> _Goal_:
Every record must be repeated exactly; omit any pictures they contain.

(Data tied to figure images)
-*-
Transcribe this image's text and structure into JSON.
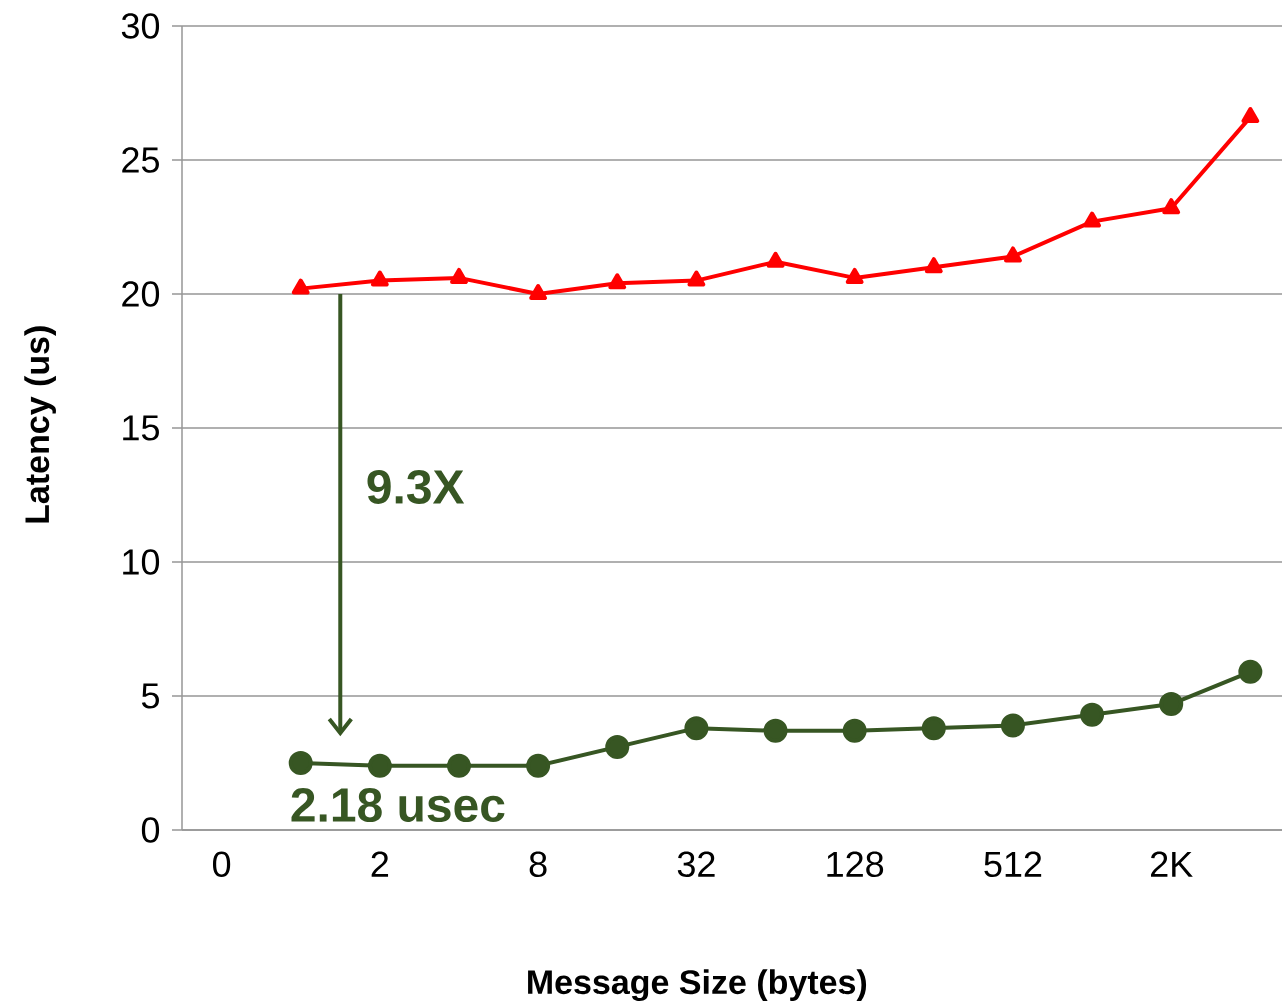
{
  "chart_data": {
    "type": "line",
    "xlabel": "Message Size (bytes)",
    "ylabel": "Latency (us)",
    "categories": [
      "0",
      null,
      "2",
      null,
      "8",
      null,
      "32",
      null,
      "128",
      null,
      "512",
      null,
      "2K",
      null
    ],
    "series": [
      {
        "color": "#ff0000",
        "marker": "triangle",
        "values": [
          null,
          20.2,
          20.5,
          20.6,
          20.0,
          20.4,
          20.5,
          21.2,
          20.6,
          21.0,
          21.4,
          22.7,
          23.2,
          26.6
        ]
      },
      {
        "color": "#375623",
        "marker": "circle",
        "values": [
          null,
          2.5,
          2.4,
          2.4,
          2.4,
          3.1,
          3.8,
          3.7,
          3.7,
          3.8,
          3.9,
          4.3,
          4.7,
          5.9
        ]
      }
    ],
    "ylim": [
      0,
      30
    ],
    "yticks": [
      0,
      5,
      10,
      15,
      20,
      25,
      30
    ],
    "grid": "y",
    "annotations": [
      "9.3X",
      "2.18 usec"
    ]
  }
}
-*-
> _Written solution_:
Transcribe this image's text and structure into JSON.
{
  "chart_data": {
    "type": "line",
    "xlabel": "Message Size (bytes)",
    "ylabel": "Latency (us)",
    "categories": [
      "0",
      null,
      "2",
      null,
      "8",
      null,
      "32",
      null,
      "128",
      null,
      "512",
      null,
      "2K",
      null
    ],
    "series": [
      {
        "color": "#ff0000",
        "marker": "triangle",
        "values": [
          null,
          20.2,
          20.5,
          20.6,
          20.0,
          20.4,
          20.5,
          21.2,
          20.6,
          21.0,
          21.4,
          22.7,
          23.2,
          26.6
        ]
      },
      {
        "color": "#375623",
        "marker": "circle",
        "values": [
          null,
          2.5,
          2.4,
          2.4,
          2.4,
          3.1,
          3.8,
          3.7,
          3.7,
          3.8,
          3.9,
          4.3,
          4.7,
          5.9
        ]
      }
    ],
    "ylim": [
      0,
      30
    ],
    "yticks": [
      0,
      5,
      10,
      15,
      20,
      25,
      30
    ],
    "grid": "y",
    "annotations": [
      "9.3X",
      "2.18 usec"
    ]
  }
}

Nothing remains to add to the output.